• [INSTRUCTION]:
Substitute "density" for "frequency" in the entries from the first line through the line containing "histogram-bar-did-not-survive [432,346,447,455]", inclusive. Reproduce only those lines, leaving everything else unchanged.

BEGIN THE DATA

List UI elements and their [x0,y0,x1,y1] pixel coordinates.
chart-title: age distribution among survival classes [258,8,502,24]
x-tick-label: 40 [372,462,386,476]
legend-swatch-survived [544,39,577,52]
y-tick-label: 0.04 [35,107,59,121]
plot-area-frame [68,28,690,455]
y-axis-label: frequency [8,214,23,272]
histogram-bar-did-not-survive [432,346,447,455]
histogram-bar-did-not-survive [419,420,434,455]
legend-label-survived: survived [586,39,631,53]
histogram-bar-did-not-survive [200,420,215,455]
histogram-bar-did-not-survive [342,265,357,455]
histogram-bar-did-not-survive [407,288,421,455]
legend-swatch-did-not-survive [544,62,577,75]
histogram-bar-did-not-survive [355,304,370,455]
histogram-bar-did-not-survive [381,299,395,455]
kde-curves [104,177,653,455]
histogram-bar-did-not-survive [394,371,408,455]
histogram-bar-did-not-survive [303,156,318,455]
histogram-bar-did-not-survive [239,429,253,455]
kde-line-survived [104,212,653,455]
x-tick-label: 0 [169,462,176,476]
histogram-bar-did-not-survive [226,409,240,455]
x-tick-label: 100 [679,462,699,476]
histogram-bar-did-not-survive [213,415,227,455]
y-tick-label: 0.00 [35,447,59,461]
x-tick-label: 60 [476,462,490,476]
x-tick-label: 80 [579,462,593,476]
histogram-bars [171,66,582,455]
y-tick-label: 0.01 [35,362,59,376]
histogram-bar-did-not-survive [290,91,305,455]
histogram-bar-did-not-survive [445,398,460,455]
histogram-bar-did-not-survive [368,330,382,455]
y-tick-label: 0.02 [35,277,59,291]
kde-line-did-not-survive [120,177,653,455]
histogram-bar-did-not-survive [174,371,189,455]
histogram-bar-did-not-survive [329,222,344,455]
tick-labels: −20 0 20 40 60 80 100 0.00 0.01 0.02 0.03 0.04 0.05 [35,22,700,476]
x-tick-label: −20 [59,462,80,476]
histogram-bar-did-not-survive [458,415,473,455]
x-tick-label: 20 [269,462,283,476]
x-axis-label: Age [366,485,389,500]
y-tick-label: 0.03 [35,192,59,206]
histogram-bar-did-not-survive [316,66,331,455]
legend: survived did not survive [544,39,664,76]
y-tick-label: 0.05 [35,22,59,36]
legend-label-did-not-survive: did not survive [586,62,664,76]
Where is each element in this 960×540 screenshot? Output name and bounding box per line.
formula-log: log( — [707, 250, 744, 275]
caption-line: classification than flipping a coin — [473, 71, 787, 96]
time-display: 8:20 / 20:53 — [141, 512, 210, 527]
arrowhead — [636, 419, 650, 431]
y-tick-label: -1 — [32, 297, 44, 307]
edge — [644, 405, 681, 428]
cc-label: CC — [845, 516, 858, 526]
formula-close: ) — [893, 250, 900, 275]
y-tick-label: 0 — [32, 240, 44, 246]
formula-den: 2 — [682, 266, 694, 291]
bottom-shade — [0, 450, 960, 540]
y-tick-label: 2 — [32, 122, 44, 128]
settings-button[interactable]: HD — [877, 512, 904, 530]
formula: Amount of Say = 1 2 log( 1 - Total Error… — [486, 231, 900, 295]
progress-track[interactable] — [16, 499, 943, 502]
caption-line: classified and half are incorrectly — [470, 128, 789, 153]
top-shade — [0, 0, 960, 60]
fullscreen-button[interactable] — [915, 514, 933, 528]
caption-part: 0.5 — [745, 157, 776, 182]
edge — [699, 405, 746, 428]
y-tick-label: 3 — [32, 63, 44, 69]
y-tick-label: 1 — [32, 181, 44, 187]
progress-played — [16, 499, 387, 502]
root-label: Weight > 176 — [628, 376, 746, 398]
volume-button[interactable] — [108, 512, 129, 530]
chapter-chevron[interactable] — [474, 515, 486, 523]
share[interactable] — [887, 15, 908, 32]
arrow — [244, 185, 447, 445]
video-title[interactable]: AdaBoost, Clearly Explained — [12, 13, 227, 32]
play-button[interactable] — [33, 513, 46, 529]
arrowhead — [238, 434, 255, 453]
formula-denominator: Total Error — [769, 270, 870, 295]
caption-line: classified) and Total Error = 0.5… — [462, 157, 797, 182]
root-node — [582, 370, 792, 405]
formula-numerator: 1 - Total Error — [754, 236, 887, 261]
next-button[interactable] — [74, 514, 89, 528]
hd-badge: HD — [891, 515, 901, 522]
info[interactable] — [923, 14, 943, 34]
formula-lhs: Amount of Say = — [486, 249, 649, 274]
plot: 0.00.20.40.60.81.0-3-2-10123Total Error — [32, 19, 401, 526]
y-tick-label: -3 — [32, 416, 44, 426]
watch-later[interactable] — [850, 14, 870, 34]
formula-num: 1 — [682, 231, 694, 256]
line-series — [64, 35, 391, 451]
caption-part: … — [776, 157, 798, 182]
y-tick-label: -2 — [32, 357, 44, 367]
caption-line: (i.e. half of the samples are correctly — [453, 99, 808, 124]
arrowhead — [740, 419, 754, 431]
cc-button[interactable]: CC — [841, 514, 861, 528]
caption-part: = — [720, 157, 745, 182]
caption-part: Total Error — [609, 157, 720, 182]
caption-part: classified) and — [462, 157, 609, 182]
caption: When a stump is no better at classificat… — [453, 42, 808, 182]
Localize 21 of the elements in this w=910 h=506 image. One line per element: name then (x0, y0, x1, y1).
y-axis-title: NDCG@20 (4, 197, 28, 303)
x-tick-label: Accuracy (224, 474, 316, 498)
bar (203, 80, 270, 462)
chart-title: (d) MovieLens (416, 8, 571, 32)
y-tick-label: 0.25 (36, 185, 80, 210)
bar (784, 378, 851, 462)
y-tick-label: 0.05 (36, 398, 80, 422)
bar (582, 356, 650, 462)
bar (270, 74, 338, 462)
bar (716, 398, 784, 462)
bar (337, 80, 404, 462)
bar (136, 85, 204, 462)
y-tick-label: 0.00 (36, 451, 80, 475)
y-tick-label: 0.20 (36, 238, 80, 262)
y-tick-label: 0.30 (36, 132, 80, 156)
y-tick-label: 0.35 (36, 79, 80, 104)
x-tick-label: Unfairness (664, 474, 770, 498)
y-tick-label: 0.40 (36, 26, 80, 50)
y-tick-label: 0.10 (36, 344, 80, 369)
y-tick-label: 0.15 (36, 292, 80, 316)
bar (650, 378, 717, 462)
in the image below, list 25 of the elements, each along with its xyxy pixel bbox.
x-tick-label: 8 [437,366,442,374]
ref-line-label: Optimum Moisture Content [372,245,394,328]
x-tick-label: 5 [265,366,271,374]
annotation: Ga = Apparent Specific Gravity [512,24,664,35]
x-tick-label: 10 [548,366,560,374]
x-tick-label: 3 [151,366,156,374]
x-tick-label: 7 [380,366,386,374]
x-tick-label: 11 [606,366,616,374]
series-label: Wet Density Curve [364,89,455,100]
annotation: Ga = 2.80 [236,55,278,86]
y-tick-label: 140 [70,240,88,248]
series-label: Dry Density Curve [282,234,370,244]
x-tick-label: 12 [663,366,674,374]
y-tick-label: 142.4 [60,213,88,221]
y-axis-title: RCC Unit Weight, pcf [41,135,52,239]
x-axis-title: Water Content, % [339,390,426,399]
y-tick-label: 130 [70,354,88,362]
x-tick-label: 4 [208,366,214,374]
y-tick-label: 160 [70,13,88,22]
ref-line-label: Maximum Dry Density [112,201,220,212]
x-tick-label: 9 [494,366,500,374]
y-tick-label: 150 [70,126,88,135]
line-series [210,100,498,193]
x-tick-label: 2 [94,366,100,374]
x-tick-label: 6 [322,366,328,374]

END THE DATA

• [SOLVED PROBLEM]:
List UI elements and their [x0,y0,x1,y1] pixel coordinates.
chart-title: age distribution among survival classes [258,8,502,24]
x-tick-label: 40 [372,462,386,476]
legend-swatch-survived [544,39,577,52]
y-tick-label: 0.04 [35,107,59,121]
plot-area-frame [68,28,690,455]
y-axis-label: density [8,214,23,272]
histogram-bar-did-not-survive [432,346,447,455]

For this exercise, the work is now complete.